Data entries
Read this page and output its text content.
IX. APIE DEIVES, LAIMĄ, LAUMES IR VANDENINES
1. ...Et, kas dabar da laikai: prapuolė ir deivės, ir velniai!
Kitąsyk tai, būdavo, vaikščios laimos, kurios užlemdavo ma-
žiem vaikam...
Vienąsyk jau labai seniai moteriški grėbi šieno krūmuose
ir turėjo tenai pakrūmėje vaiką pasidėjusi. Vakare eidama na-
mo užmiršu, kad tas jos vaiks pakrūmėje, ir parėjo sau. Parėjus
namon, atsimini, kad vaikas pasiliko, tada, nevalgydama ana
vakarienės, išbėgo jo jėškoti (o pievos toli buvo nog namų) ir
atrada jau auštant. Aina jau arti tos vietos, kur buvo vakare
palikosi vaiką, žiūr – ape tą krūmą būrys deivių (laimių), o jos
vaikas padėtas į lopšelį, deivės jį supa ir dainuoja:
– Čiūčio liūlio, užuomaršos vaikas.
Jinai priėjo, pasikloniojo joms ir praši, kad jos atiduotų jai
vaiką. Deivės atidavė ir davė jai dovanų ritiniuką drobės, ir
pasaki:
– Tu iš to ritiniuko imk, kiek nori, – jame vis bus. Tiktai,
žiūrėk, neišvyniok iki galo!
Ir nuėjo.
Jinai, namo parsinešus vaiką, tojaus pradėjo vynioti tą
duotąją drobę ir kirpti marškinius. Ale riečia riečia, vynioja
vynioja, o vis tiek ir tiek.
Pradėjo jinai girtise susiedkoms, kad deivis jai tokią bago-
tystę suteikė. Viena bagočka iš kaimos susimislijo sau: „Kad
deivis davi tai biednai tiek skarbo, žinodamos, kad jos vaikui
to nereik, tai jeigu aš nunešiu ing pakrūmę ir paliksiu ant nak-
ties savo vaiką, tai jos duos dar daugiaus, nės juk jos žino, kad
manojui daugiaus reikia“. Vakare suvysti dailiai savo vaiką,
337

[STATED GOAL] All of the material above needs to be copied exactly.

[CORRECT ANSWER]
Read this page and output its text content.
IX. APIE DEIVES, LAIMĄ, LAUMES IR VANDENINES
1. ...Et, kas dabar da laikai: prapuolė ir deivės, ir velniai!
Kitąsyk tai, būdavo, vaikščios laimos, kurios užlemdavo ma-
žiem vaikam...
Vienąsyk jau labai seniai moteriški grėbi šieno krūmuose
ir turėjo tenai pakrūmėje vaiką pasidėjusi. Vakare eidama na-
mo užmiršu, kad tas jos vaiks pakrūmėje, ir parėjo sau. Parėjus
namon, atsimini, kad vaikas pasiliko, tada, nevalgydama ana
vakarienės, išbėgo jo jėškoti (o pievos toli buvo nog namų) ir
atrada jau auštant. Aina jau arti tos vietos, kur buvo vakare
palikosi vaiką, žiūr – ape tą krūmą būrys deivių (laimių), o jos
vaikas padėtas į lopšelį, deivės jį supa ir dainuoja:
– Čiūčio liūlio, užuomaršos vaikas.
Jinai priėjo, pasikloniojo joms ir praši, kad jos atiduotų jai
vaiką. Deivės atidavė ir davė jai dovanų ritiniuką drobės, ir
pasaki:
– Tu iš to ritiniuko imk, kiek nori, – jame vis bus. Tiktai,
žiūrėk, neišvyniok iki galo!
Ir nuėjo.
Jinai, namo parsinešus vaiką, tojaus pradėjo vynioti tą
duotąją drobę ir kirpti marškinius. Ale riečia riečia, vynioja
vynioja, o vis tiek ir tiek.
Pradėjo jinai girtise susiedkoms, kad deivis jai tokią bago-
tystę suteikė. Viena bagočka iš kaimos susimislijo sau: „Kad
deivis davi tai biednai tiek skarbo, žinodamos, kad jos vaikui
to nereik, tai jeigu aš nunešiu ing pakrūmę ir paliksiu ant nak-
ties savo vaiką, tai jos duos dar daugiaus, nės juk jos žino, kad
manojui daugiaus reikia“. Vakare suvysti dailiai savo vaiką,
337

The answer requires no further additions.